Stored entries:

::::::::::

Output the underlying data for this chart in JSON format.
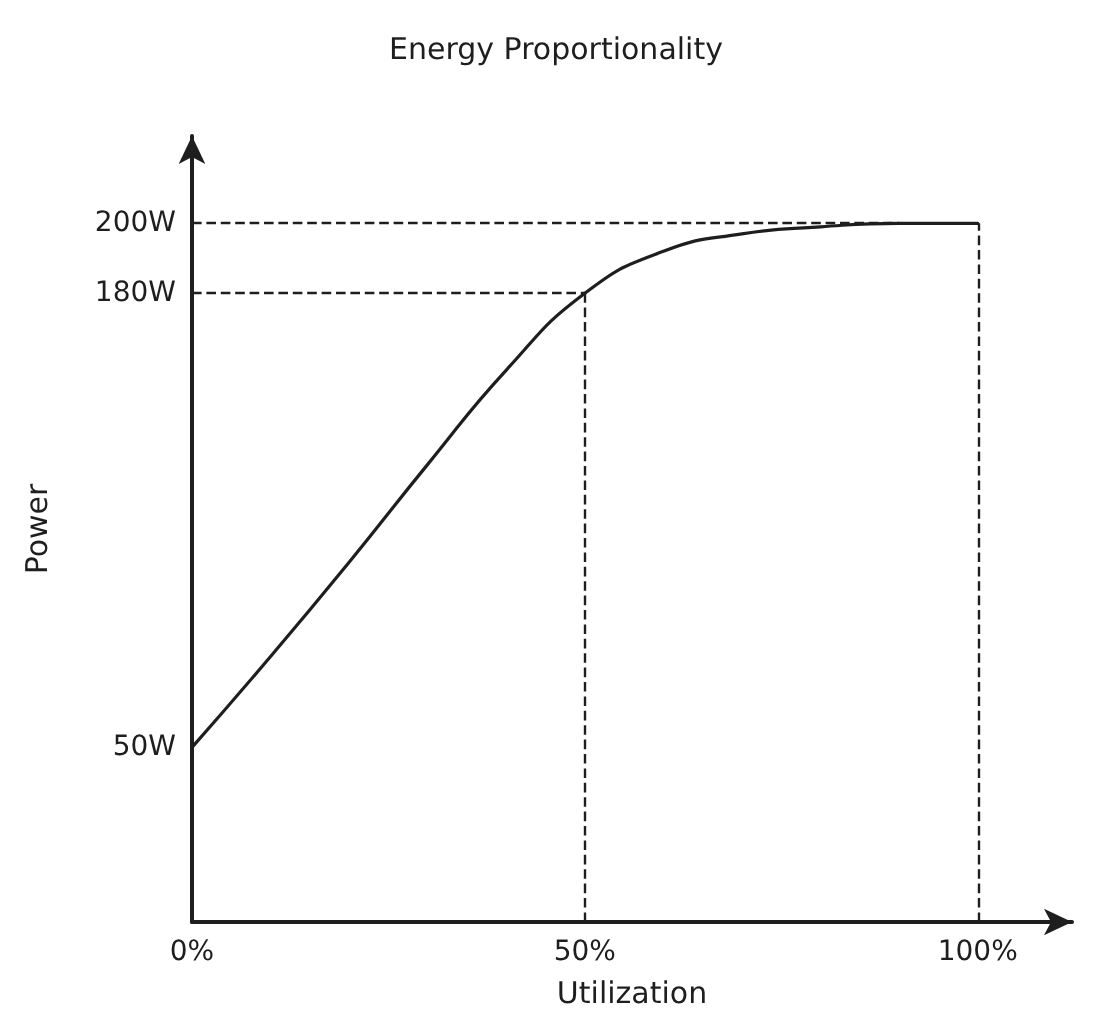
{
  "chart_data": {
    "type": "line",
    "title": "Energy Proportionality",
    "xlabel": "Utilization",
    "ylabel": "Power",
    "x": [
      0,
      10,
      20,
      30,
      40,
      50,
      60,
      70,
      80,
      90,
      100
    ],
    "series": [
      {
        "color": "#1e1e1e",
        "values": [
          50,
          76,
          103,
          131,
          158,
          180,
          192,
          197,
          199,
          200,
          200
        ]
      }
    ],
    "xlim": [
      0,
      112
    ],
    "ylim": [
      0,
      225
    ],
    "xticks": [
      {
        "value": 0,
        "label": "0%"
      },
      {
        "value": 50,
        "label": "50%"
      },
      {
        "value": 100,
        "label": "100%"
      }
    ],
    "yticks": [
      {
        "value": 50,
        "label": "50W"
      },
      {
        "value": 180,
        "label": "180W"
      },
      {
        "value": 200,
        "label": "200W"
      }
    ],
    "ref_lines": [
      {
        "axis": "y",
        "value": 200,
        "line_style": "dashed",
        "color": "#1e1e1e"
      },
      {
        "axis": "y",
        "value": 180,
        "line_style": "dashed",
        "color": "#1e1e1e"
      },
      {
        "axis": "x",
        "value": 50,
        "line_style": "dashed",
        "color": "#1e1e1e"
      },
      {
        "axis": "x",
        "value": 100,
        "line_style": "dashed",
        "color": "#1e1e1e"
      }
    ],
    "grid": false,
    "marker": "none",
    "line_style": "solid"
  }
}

::::::::::

**EXERCISE DESCRIPTION**
Omit the pictures and restate the rest of the records verbatim.

**TASK ANSWER**
Output the underlying data for this chart in JSON format.
{
  "chart_data": {
    "type": "line",
    "title": "Energy Proportionality",
    "xlabel": "Utilization",
    "ylabel": "Power",
    "x": [
      0,
      10,
      20,
      30,
      40,
      50,
      60,
      70,
      80,
      90,
      100
    ],
    "series": [
      {
        "color": "#1e1e1e",
        "values": [
          50,
          76,
          103,
          131,
          158,
          180,
          192,
          197,
          199,
          200,
          200
        ]
      }
    ],
    "xlim": [
      0,
      112
    ],
    "ylim": [
      0,
      225
    ],
    "xticks": [
      {
        "value": 0,
        "label": "0%"
      },
      {
        "value": 50,
        "label": "50%"
      },
      {
        "value": 100,
        "label": "100%"
      }
    ],
    "yticks": [
      {
        "value": 50,
        "label": "50W"
      },
      {
        "value": 180,
        "label": "180W"
      },
      {
        "value": 200,
        "label": "200W"
      }
    ],
    "ref_lines": [
      {
        "axis": "y",
        "value": 200,
        "line_style": "dashed",
        "color": "#1e1e1e"
      },
      {
        "axis": "y",
        "value": 180,
        "line_style": "dashed",
        "color": "#1e1e1e"
      },
      {
        "axis": "x",
        "value": 50,
        "line_style": "dashed",
        "color": "#1e1e1e"
      },
      {
        "axis": "x",
        "value": 100,
        "line_style": "dashed",
        "color": "#1e1e1e"
      }
    ],
    "grid": false,
    "marker": "none",
    "line_style": "solid"
  }
}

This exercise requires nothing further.